# EXERCISE:
Write out the entries again. Match each one exactly.

━━━━━━━━━━━━━━━━━━━━━━━━━━━━━━

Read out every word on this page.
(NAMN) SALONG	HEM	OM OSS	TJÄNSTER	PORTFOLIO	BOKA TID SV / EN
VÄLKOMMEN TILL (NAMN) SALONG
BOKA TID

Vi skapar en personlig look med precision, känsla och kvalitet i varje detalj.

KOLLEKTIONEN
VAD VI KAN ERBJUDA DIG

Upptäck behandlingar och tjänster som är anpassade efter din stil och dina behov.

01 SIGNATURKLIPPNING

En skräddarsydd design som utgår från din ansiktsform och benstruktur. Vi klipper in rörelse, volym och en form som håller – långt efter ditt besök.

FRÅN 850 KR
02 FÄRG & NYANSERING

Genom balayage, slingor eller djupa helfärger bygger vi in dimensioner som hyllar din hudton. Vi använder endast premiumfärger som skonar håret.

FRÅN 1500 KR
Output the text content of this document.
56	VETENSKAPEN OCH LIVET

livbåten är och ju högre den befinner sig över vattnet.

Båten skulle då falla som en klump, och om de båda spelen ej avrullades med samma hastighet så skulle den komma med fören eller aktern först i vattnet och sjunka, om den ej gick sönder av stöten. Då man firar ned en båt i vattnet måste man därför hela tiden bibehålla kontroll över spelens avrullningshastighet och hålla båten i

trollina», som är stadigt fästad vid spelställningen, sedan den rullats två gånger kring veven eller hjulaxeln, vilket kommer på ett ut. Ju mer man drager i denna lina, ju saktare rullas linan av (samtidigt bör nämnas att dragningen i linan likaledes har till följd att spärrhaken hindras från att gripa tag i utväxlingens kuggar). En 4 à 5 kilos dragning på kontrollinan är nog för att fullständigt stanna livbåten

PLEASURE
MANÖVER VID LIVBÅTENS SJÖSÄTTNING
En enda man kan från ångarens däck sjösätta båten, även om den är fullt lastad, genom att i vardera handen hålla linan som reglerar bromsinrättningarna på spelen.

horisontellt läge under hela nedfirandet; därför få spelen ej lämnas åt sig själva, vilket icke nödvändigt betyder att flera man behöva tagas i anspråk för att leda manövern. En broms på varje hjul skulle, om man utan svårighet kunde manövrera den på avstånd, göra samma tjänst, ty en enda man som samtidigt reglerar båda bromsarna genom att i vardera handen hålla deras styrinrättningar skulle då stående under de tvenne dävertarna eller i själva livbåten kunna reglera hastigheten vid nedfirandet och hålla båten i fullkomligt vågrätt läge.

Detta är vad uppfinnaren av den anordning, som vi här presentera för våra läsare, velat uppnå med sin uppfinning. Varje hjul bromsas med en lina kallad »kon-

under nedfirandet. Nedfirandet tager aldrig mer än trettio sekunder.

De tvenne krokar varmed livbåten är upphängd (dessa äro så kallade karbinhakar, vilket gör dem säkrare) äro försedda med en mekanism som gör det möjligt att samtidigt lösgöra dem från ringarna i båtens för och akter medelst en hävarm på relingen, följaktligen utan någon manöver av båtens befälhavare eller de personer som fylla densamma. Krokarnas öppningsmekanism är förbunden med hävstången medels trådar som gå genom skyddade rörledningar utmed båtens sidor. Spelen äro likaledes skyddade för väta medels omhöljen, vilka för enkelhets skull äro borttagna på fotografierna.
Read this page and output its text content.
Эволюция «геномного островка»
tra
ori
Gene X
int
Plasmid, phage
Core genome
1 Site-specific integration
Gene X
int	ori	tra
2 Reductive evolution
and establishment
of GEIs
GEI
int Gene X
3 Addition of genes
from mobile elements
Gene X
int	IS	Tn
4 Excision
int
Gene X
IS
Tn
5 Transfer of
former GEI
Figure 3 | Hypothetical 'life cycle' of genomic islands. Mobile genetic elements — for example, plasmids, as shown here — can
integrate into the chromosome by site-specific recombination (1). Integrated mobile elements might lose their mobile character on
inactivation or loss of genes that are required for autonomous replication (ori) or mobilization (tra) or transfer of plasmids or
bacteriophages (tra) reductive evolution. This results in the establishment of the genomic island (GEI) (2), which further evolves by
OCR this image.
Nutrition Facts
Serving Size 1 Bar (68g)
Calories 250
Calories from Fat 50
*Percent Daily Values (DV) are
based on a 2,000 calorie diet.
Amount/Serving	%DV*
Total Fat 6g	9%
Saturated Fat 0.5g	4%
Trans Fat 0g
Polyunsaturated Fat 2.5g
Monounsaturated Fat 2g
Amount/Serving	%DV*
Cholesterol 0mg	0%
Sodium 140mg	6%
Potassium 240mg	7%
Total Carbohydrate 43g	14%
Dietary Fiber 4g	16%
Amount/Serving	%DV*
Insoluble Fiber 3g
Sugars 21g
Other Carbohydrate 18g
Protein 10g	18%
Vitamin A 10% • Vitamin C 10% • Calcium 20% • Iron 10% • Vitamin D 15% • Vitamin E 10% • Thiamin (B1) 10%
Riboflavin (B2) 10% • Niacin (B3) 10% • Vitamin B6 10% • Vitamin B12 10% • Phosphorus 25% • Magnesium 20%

━━━━━━━━━━━━━━━━━━━━━━━━━━━━━━

# REPLY TO THE EXERCISE:
Read out every word on this page.
(NAMN) SALONG	HEM	OM OSS	TJÄNSTER	PORTFOLIO	BOKA TID SV / EN
VÄLKOMMEN TILL (NAMN) SALONG
BOKA TID

Vi skapar en personlig look med precision, känsla och kvalitet i varje detalj.

KOLLEKTIONEN
VAD VI KAN ERBJUDA DIG

Upptäck behandlingar och tjänster som är anpassade efter din stil och dina behov.

01 SIGNATURKLIPPNING

En skräddarsydd design som utgår från din ansiktsform och benstruktur. Vi klipper in rörelse, volym och en form som håller – långt efter ditt besök.

FRÅN 850 KR
02 FÄRG & NYANSERING

Genom balayage, slingor eller djupa helfärger bygger vi in dimensioner som hyllar din hudton. Vi använder endast premiumfärger som skonar håret.

FRÅN 1500 KR
Output the text content of this document.
56	VETENSKAPEN OCH LIVET

livbåten är och ju högre den befinner sig över vattnet.

Båten skulle då falla som en klump, och om de båda spelen ej avrullades med samma hastighet så skulle den komma med fören eller aktern först i vattnet och sjunka, om den ej gick sönder av stöten. Då man firar ned en båt i vattnet måste man därför hela tiden bibehålla kontroll över spelens avrullningshastighet och hålla båten i

trollina», som är stadigt fästad vid spelställningen, sedan den rullats två gånger kring veven eller hjulaxeln, vilket kommer på ett ut. Ju mer man drager i denna lina, ju saktare rullas linan av (samtidigt bör nämnas att dragningen i linan likaledes har till följd att spärrhaken hindras från att gripa tag i utväxlingens kuggar). En 4 à 5 kilos dragning på kontrollinan är nog för att fullständigt stanna livbåten

PLEASURE
MANÖVER VID LIVBÅTENS SJÖSÄTTNING
En enda man kan från ångarens däck sjösätta båten, även om den är fullt lastad, genom att i vardera handen hålla linan som reglerar bromsinrättningarna på spelen.

horisontellt läge under hela nedfirandet; därför få spelen ej lämnas åt sig själva, vilket icke nödvändigt betyder att flera man behöva tagas i anspråk för att leda manövern. En broms på varje hjul skulle, om man utan svårighet kunde manövrera den på avstånd, göra samma tjänst, ty en enda man som samtidigt reglerar båda bromsarna genom att i vardera handen hålla deras styrinrättningar skulle då stående under de tvenne dävertarna eller i själva livbåten kunna reglera hastigheten vid nedfirandet och hålla båten i fullkomligt vågrätt läge.

Detta är vad uppfinnaren av den anordning, som vi här presentera för våra läsare, velat uppnå med sin uppfinning. Varje hjul bromsas med en lina kallad »kon-

under nedfirandet. Nedfirandet tager aldrig mer än trettio sekunder.

De tvenne krokar varmed livbåten är upphängd (dessa äro så kallade karbinhakar, vilket gör dem säkrare) äro försedda med en mekanism som gör det möjligt att samtidigt lösgöra dem från ringarna i båtens för och akter medelst en hävarm på relingen, följaktligen utan någon manöver av båtens befälhavare eller de personer som fylla densamma. Krokarnas öppningsmekanism är förbunden med hävstången medels trådar som gå genom skyddade rörledningar utmed båtens sidor. Spelen äro likaledes skyddade för väta medels omhöljen, vilka för enkelhets skull äro borttagna på fotografierna.
Read this page and output its text content.
Эволюция «геномного островка»
tra
ori
Gene X
int
Plasmid, phage
Core genome
1 Site-specific integration
Gene X
int	ori	tra
2 Reductive evolution
and establishment
of GEIs
GEI
int Gene X
3 Addition of genes
from mobile elements
Gene X
int	IS	Tn
4 Excision
int
Gene X
IS
Tn
5 Transfer of
former GEI
Figure 3 | Hypothetical 'life cycle' of genomic islands. Mobile genetic elements — for example, plasmids, as shown here — can
integrate into the chromosome by site-specific recombination (1). Integrated mobile elements might lose their mobile character on
inactivation or loss of genes that are required for autonomous replication (ori) or mobilization (tra) or transfer of plasmids or
bacteriophages (tra) reductive evolution. This results in the establishment of the genomic island (GEI) (2), which further evolves by
OCR this image.
Nutrition Facts
Serving Size 1 Bar (68g)
Calories 250
Calories from Fat 50
*Percent Daily Values (DV) are
based on a 2,000 calorie diet.
Amount/Serving	%DV*
Total Fat 6g	9%
Saturated Fat 0.5g	4%
Trans Fat 0g
Polyunsaturated Fat 2.5g
Monounsaturated Fat 2g
Amount/Serving	%DV*
Cholesterol 0mg	0%
Sodium 140mg	6%
Potassium 240mg	7%
Total Carbohydrate 43g	14%
Dietary Fiber 4g	16%
Amount/Serving	%DV*
Insoluble Fiber 3g
Sugars 21g
Other Carbohydrate 18g
Protein 10g	18%
Vitamin A 10% • Vitamin C 10% • Calcium 20% • Iron 10% • Vitamin D 15% • Vitamin E 10% • Thiamin (B1) 10%
Riboflavin (B2) 10% • Niacin (B3) 10% • Vitamin B6 10% • Vitamin B12 10% • Phosphorus 25% • Magnesium 20%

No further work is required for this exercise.